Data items
━━━━━━
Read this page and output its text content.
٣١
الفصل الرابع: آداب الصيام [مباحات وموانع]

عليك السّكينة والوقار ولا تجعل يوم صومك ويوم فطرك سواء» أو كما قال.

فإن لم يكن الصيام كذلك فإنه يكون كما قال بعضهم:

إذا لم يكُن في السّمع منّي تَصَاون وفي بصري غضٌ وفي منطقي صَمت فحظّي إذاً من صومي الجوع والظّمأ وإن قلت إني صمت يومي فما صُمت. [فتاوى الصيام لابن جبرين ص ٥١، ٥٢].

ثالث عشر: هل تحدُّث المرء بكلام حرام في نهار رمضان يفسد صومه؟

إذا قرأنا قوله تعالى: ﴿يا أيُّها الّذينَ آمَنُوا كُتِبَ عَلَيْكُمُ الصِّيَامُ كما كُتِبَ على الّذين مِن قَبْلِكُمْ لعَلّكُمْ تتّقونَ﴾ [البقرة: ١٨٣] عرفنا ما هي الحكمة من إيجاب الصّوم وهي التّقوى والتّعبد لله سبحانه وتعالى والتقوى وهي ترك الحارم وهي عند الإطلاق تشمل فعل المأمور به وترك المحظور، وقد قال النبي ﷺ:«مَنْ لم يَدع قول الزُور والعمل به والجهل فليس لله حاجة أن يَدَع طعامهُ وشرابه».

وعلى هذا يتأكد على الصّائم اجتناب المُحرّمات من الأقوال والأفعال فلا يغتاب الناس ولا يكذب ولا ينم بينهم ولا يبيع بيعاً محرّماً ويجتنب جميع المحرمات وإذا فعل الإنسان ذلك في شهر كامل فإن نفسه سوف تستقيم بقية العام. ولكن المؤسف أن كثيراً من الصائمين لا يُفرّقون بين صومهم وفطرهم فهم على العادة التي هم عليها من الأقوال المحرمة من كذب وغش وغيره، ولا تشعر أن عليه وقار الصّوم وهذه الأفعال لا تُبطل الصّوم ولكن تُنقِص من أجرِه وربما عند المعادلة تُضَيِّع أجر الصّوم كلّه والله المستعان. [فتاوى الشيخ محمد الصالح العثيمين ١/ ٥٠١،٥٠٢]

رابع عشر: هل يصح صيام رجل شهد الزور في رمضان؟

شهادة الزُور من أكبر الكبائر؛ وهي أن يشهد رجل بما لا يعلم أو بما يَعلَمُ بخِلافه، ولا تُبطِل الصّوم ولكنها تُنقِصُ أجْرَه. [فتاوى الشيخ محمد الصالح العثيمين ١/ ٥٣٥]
━━━━━━
Direction ▸ Looking at the records above, report how many lines contain the word "الصيام". Answer with the number only.

Answer for this exercise ▸ 3